*Bloc de texte*.
☆ ☆ ☆ ☆

Intervention de Olivier Garnier

Réunion du mercredi 18 septembre 2019 à 9h40
Commission des finances, de l'économie générale et du contrôle budgétaire

Olivier Garnier, directeur général des statistiques, des études et de l'international de la Banque de France :

Le calendrier nous est favorable puisque les prévisions pour l'ensemble de la zone euro ont été présentées par la Banque centrale européenne (BCE) jeudi dernier à l'issue du conseil des gouverneurs. De son côté, la Banque de France a publié hier soir ses nouvelles prévisions à l'horizon 2021, dont la presse se fait d'ailleurs l'écho ce matin.

Le message qui se dégage pour la France et que M. Tavernier a commencé à évoquer, c'est que, sur le plan international – nous l'avons vu pendant l'été –, les risques baissiers par rapport à notre prévision centrale se sont accrus. Pour autant, ce qui est remarquable, par rapport à juin, c'est que notre prévision de croissance à l'horizon 2020-2021 est quasiment inchangée pour l'économie française, laquelle fait preuve d'une très grande résistance à ce qui se passe dans l'économie internationale.

Je commencerai par la montée des risques au niveau international. Alors qu'en 2017, le commerce mondial augmentait en volume à un rythme d'environ 5 % par an, il est aujourd'hui complètement à l'arrêt, ce qui a notamment un rapport avec les incertitudes liées aux tensions entre les États-Unis et la Chine. C'est un freinage brutal. Quant aux hausses de tarifs sur les importations en provenance de Chine après les annonces et les tweets du président Trump et aux mesures de représailles du côté chinois, si l'on cumule la hausse moyenne des tarifs depuis le début, on arrive à un peu plus de 15 points des deux côtés, ce qui est tout à fait significatif. Alors qu'on était aux alentours de 5 points en 2018, l'augmentation s'est accélérée et l'on perçoit de plus en plus les effets de ces hausses de tarifs et la diversion que cela peut entraîner sur le commerce mondial. Mais le point important est que de nombreux effets restent à venir.

Nous avons pris en compte toutes les mesures annoncées, sauf le dernier tweet du président Trump le 23 août, postérieur à la date à laquelle nous avons arrêté les prévisions. Cela étant, au-delà des effets directs sur le commerce international, on observe aussi des effets indirects, notamment via l'incertitude que la situation engendre. Un peu partout dans le monde, l'investissement des entreprises tend à ralentir, y compris aux États-Unis. Dans une situation incertaine, les entreprises diffèrent les décisions à long terme et en particulier les investissements, ce qui a des répercussions sur le marché des biens d'équipement par exemple, qui tend lui aussi à ralentir.

☆ ☆ ☆ ☆

*Objectif énoncé a*.
Réécrivez en liste JSON de chaînes, à raison d'une chaîne par ligne et sans les lignes vides, les lignes de données depuis la toute première jusqu'à celle qui contient « duoi-cell: 1 xyxy=(154,407,166,428) », cette dernière comprise.

☆ ☆ ☆ ☆

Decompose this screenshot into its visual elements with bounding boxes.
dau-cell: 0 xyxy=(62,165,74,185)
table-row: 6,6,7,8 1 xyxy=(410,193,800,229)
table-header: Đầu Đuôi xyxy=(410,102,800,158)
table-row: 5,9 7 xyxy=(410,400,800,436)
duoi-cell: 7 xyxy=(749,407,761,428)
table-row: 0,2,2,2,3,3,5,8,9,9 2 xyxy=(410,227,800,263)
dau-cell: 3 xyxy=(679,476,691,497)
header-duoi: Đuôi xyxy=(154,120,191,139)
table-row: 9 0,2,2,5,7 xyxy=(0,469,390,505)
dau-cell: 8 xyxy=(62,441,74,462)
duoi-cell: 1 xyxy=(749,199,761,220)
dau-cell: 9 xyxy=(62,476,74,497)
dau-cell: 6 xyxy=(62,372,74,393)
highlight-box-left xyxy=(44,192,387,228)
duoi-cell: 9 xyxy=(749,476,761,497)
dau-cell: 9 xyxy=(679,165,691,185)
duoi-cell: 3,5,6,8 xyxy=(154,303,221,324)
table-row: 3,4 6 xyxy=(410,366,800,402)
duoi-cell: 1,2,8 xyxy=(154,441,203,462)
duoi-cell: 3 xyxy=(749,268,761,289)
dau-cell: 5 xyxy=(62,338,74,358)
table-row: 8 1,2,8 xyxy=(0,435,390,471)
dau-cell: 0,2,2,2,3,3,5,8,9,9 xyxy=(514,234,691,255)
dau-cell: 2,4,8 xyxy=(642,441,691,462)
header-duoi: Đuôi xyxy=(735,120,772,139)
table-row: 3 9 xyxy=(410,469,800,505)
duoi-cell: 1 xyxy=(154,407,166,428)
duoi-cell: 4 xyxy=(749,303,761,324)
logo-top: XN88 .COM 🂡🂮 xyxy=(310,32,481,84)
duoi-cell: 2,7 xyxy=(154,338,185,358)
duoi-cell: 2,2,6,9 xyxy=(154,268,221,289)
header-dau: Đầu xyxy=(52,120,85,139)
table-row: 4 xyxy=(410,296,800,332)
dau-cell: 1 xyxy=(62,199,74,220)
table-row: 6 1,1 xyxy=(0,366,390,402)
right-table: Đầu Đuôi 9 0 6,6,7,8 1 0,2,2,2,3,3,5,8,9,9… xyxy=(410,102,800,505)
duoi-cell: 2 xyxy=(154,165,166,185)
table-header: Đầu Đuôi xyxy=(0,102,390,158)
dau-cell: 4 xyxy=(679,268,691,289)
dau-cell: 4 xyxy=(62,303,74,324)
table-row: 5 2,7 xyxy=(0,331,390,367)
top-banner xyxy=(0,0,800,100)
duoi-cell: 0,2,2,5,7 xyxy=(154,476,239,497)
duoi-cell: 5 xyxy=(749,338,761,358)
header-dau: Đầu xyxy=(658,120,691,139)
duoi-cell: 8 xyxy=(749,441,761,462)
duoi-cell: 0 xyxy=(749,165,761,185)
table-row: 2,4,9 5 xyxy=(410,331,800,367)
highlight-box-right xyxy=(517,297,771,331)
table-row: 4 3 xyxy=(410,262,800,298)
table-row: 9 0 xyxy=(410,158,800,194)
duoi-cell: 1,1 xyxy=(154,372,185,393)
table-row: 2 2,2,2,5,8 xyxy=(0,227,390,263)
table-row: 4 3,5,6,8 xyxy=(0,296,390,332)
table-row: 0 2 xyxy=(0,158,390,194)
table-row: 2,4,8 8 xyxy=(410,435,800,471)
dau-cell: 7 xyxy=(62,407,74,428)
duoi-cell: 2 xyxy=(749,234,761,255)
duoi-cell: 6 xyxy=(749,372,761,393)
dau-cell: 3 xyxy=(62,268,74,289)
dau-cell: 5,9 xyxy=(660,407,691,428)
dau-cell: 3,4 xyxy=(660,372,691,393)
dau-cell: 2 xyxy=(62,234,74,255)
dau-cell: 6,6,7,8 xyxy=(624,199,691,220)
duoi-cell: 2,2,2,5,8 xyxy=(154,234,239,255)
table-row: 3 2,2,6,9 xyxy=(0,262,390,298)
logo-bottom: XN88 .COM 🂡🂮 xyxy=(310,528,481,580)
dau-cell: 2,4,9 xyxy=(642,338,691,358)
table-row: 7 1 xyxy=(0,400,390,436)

☆ ☆ ☆ ☆

*Objectif énoncé b*.
Résumez en deux phrases l'intervention d'Olivier Garnier.

*Résultat final a*.
[
  "Decompose this screenshot into its visual elements with bounding boxes.",
  "dau-cell: 0 xyxy=(62,165,74,185)",
  "table-row: 6,6,7,8 1 xyxy=(410,193,800,229)",
  "table-header: Đầu Đuôi xyxy=(410,102,800,158)",
  "table-row: 5,9 7 xyxy=(410,400,800,436)",
  "duoi-cell: 7 xyxy=(749,407,761,428)",
  "table-row: 0,2,2,2,3,3,5,8,9,9 2 xyxy=(410,227,800,263)",
  "dau-cell: 3 xyxy=(679,476,691,497)",
  "header-duoi: Đuôi xyxy=(154,120,191,139)",
  "table-row: 9 0,2,2,5,7 xyxy=(0,469,390,505)",
  "dau-cell: 8 xyxy=(62,441,74,462)",
  "duoi-cell: 1 xyxy=(749,199,761,220)",
  "dau-cell: 9 xyxy=(62,476,74,497)",
  "dau-cell: 6 xyxy=(62,372,74,393)",
  "highlight-box-left xyxy=(44,192,387,228)",
  "duoi-cell: 9 xyxy=(749,476,761,497)",
  "dau-cell: 9 xyxy=(679,165,691,185)",
  "duoi-cell: 3,5,6,8 xyxy=(154,303,221,324)",
  "table-row: 3,4 6 xyxy=(410,366,800,402)",
  "duoi-cell: 1,2,8 xyxy=(154,441,203,462)",
  "duoi-cell: 3 xyxy=(749,268,761,289)",
  "dau-cell: 5 xyxy=(62,338,74,358)",
  "table-row: 8 1,2,8 xyxy=(0,435,390,471)",
  "dau-cell: 0,2,2,2,3,3,5,8,9,9 xyxy=(514,234,691,255)",
  "dau-cell: 2,4,8 xyxy=(642,441,691,462)",
  "header-duoi: Đuôi xyxy=(735,120,772,139)",
  "table-row: 3 9 xyxy=(410,469,800,505)",
  "duoi-cell: 1 xyxy=(154,407,166,428)"
]

*Résultat final b*.
Olivier Garnier, de la Banque de France, constate que les risques baissiers se sont accrus sur le plan international, mais que la prévision de croissance de l'économie française à l'horizon 2020-2021 reste quasiment inchangée par rapport à juin, ce qui témoigne d'une très grande résistance. Il souligne que le commerce mondial, qui progressait d'environ 5 % par an en 2017, est aujourd'hui à l'arrêt, notamment à cause des tensions entre les États-Unis et la Chine, et que l'incertitude qui en résulte pousse les entreprises à différer leurs investissements un peu partout dans le monde.